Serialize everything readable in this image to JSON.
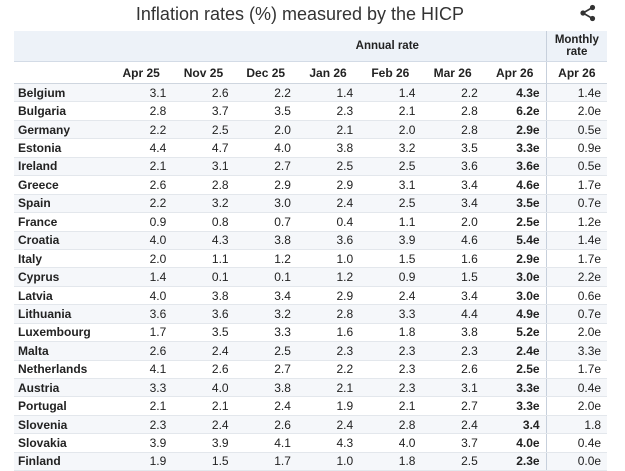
{
  "title": "Inflation rates (%) measured by the HICP",
  "share_icon": "share-icon",
  "headers": {
    "annual_group": "Annual rate",
    "monthly_group": "Monthly rate",
    "months": [
      "Apr 25",
      "Nov 25",
      "Dec 25",
      "Jan 26",
      "Feb 26",
      "Mar 26",
      "Apr 26",
      "Apr 26"
    ]
  },
  "rows": [
    {
      "country": "Belgium",
      "values": [
        "3.1",
        "2.6",
        "2.2",
        "1.4",
        "1.4",
        "2.2",
        "4.3e",
        "1.4e"
      ]
    },
    {
      "country": "Bulgaria",
      "values": [
        "2.8",
        "3.7",
        "3.5",
        "2.3",
        "2.1",
        "2.8",
        "6.2e",
        "2.0e"
      ]
    },
    {
      "country": "Germany",
      "values": [
        "2.2",
        "2.5",
        "2.0",
        "2.1",
        "2.0",
        "2.8",
        "2.9e",
        "0.5e"
      ]
    },
    {
      "country": "Estonia",
      "values": [
        "4.4",
        "4.7",
        "4.0",
        "3.8",
        "3.2",
        "3.5",
        "3.3e",
        "0.9e"
      ]
    },
    {
      "country": "Ireland",
      "values": [
        "2.1",
        "3.1",
        "2.7",
        "2.5",
        "2.5",
        "3.6",
        "3.6e",
        "0.5e"
      ]
    },
    {
      "country": "Greece",
      "values": [
        "2.6",
        "2.8",
        "2.9",
        "2.9",
        "3.1",
        "3.4",
        "4.6e",
        "1.7e"
      ]
    },
    {
      "country": "Spain",
      "values": [
        "2.2",
        "3.2",
        "3.0",
        "2.4",
        "2.5",
        "3.4",
        "3.5e",
        "0.7e"
      ]
    },
    {
      "country": "France",
      "values": [
        "0.9",
        "0.8",
        "0.7",
        "0.4",
        "1.1",
        "2.0",
        "2.5e",
        "1.2e"
      ]
    },
    {
      "country": "Croatia",
      "values": [
        "4.0",
        "4.3",
        "3.8",
        "3.6",
        "3.9",
        "4.6",
        "5.4e",
        "1.4e"
      ]
    },
    {
      "country": "Italy",
      "values": [
        "2.0",
        "1.1",
        "1.2",
        "1.0",
        "1.5",
        "1.6",
        "2.9e",
        "1.7e"
      ]
    },
    {
      "country": "Cyprus",
      "values": [
        "1.4",
        "0.1",
        "0.1",
        "1.2",
        "0.9",
        "1.5",
        "3.0e",
        "2.2e"
      ]
    },
    {
      "country": "Latvia",
      "values": [
        "4.0",
        "3.8",
        "3.4",
        "2.9",
        "2.4",
        "3.4",
        "3.0e",
        "0.6e"
      ]
    },
    {
      "country": "Lithuania",
      "values": [
        "3.6",
        "3.6",
        "3.2",
        "2.8",
        "3.3",
        "4.4",
        "4.9e",
        "0.7e"
      ]
    },
    {
      "country": "Luxembourg",
      "values": [
        "1.7",
        "3.5",
        "3.3",
        "1.6",
        "1.8",
        "3.8",
        "5.2e",
        "2.0e"
      ]
    },
    {
      "country": "Malta",
      "values": [
        "2.6",
        "2.4",
        "2.5",
        "2.3",
        "2.3",
        "2.3",
        "2.4e",
        "3.3e"
      ]
    },
    {
      "country": "Netherlands",
      "values": [
        "4.1",
        "2.6",
        "2.7",
        "2.2",
        "2.3",
        "2.6",
        "2.5e",
        "1.7e"
      ]
    },
    {
      "country": "Austria",
      "values": [
        "3.3",
        "4.0",
        "3.8",
        "2.1",
        "2.3",
        "3.1",
        "3.3e",
        "0.4e"
      ]
    },
    {
      "country": "Portugal",
      "values": [
        "2.1",
        "2.1",
        "2.4",
        "1.9",
        "2.1",
        "2.7",
        "3.3e",
        "2.0e"
      ]
    },
    {
      "country": "Slovenia",
      "values": [
        "2.3",
        "2.4",
        "2.6",
        "2.4",
        "2.8",
        "2.4",
        "3.4",
        "1.8"
      ]
    },
    {
      "country": "Slovakia",
      "values": [
        "3.9",
        "3.9",
        "4.1",
        "4.3",
        "4.0",
        "3.7",
        "4.0e",
        "0.4e"
      ]
    },
    {
      "country": "Finland",
      "values": [
        "1.9",
        "1.5",
        "1.7",
        "1.0",
        "1.8",
        "2.5",
        "2.3e",
        "0.0e"
      ]
    }
  ]
}
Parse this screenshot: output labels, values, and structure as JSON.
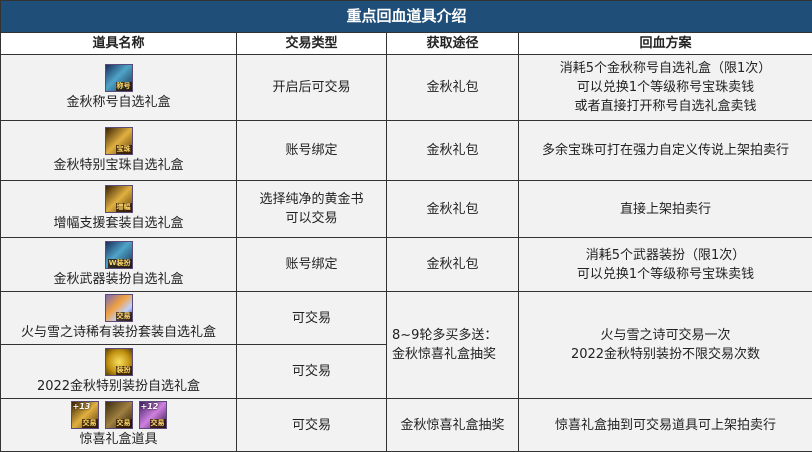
{
  "title": "重点回血道具介绍",
  "headers": [
    "道具名称",
    "交易类型",
    "获取途径",
    "回血方案"
  ],
  "rows": [
    {
      "name": "金秋称号自选礼盒",
      "icons": [
        {
          "icon": "title-box-icon",
          "tag": "称号"
        }
      ],
      "trade": "开启后可交易",
      "source": "金秋礼包",
      "plan": [
        "消耗5个金秋称号自选礼盒（限1次）",
        "可以兑换1个等级称号宝珠卖钱",
        "或者直接打开称号自选礼盒卖钱"
      ]
    },
    {
      "name": "金秋特别宝珠自选礼盒",
      "icons": [
        {
          "icon": "orb-box-icon",
          "tag": "宝珠"
        }
      ],
      "trade": "账号绑定",
      "source": "金秋礼包",
      "plan": [
        "多余宝珠可打在强力自定义传说上架拍卖行"
      ]
    },
    {
      "name": "增幅支援套装自选礼盒",
      "icons": [
        {
          "icon": "amplify-box-icon",
          "tag": "增幅"
        }
      ],
      "trade": [
        "选择纯净的黄金书",
        "可以交易"
      ],
      "source": "金秋礼包",
      "plan": [
        "直接上架拍卖行"
      ]
    },
    {
      "name": "金秋武器装扮自选礼盒",
      "icons": [
        {
          "icon": "weapon-avatar-box-icon",
          "tag": "W装扮"
        }
      ],
      "trade": "账号绑定",
      "source": "金秋礼包",
      "plan": [
        "消耗5个武器装扮（限1次）",
        "可以兑换1个等级称号宝珠卖钱"
      ]
    },
    {
      "name": "火与雪之诗稀有装扮套装自选礼盒",
      "icons": [
        {
          "icon": "fire-snow-avatar-box-icon",
          "tag": "交易"
        }
      ],
      "trade": "可交易"
    },
    {
      "name": "2022金秋特别装扮自选礼盒",
      "icons": [
        {
          "icon": "special-avatar-box-icon",
          "tag": "装扮"
        }
      ],
      "trade": "可交易"
    },
    {
      "name": "惊喜礼盒道具",
      "icons": [
        {
          "icon": "plus13-card-icon",
          "tag": "交易",
          "plus": "+13"
        },
        {
          "icon": "item-icon",
          "tag": "交易"
        },
        {
          "icon": "plus12-card-icon",
          "tag": "交易",
          "plus": "+12"
        }
      ],
      "trade": "可交易",
      "source": "金秋惊喜礼盒抽奖",
      "plan": [
        "惊喜礼盒抽到可交易道具可上架拍卖行"
      ]
    }
  ],
  "merged": {
    "source": [
      "8~9轮多买多送：",
      "金秋惊喜礼盒抽奖"
    ],
    "plan": [
      "火与雪之诗可交易一次",
      "2022金秋特别装扮不限交易次数"
    ]
  }
}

========================

#### [Task prompt]
Locate the word "trade" in the records above, and return each line that has it.

#### [Result of this exercise]
      "trade": "开启后可交易",
      "trade": "账号绑定",
      "trade": [
      "trade": "账号绑定",
      "trade": "可交易"
      "trade": "可交易"
      "trade": "可交易",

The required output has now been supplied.